The problem:
Write down every entry below once more, exactly.

'''

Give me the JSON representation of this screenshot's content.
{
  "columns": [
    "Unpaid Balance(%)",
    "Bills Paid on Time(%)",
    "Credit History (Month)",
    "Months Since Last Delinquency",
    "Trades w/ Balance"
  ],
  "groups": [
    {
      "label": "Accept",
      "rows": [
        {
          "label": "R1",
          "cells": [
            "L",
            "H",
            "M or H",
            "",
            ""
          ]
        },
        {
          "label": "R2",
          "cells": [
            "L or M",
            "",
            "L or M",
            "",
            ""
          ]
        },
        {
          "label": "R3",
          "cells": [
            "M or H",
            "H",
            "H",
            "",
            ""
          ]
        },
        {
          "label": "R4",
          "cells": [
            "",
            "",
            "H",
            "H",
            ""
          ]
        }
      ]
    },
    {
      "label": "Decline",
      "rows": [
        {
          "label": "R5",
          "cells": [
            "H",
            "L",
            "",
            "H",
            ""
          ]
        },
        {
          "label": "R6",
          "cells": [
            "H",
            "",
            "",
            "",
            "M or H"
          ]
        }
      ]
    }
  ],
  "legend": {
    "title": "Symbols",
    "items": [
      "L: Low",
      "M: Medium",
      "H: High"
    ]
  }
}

'''

Result of the exercise:
Give me the JSON representation of this screenshot's content.
{
  "columns": [
    "Unpaid Balance(%)",
    "Bills Paid on Time(%)",
    "Credit History (Month)",
    "Months Since Last Delinquency",
    "Trades w/ Balance"
  ],
  "groups": [
    {
      "label": "Accept",
      "rows": [
        {
          "label": "R1",
          "cells": [
            "L",
            "H",
            "M or H",
            "",
            ""
          ]
        },
        {
          "label": "R2",
          "cells": [
            "L or M",
            "",
            "L or M",
            "",
            ""
          ]
        },
        {
          "label": "R3",
          "cells": [
            "M or H",
            "H",
            "H",
            "",
            ""
          ]
        },
        {
          "label": "R4",
          "cells": [
            "",
            "",
            "H",
            "H",
            ""
          ]
        }
      ]
    },
    {
      "label": "Decline",
      "rows": [
        {
          "label": "R5",
          "cells": [
            "H",
            "L",
            "",
            "H",
            ""
          ]
        },
        {
          "label": "R6",
          "cells": [
            "H",
            "",
            "",
            "",
            "M or H"
          ]
        }
      ]
    }
  ],
  "legend": {
    "title": "Symbols",
    "items": [
      "L: Low",
      "M: Medium",
      "H: High"
    ]
  }
}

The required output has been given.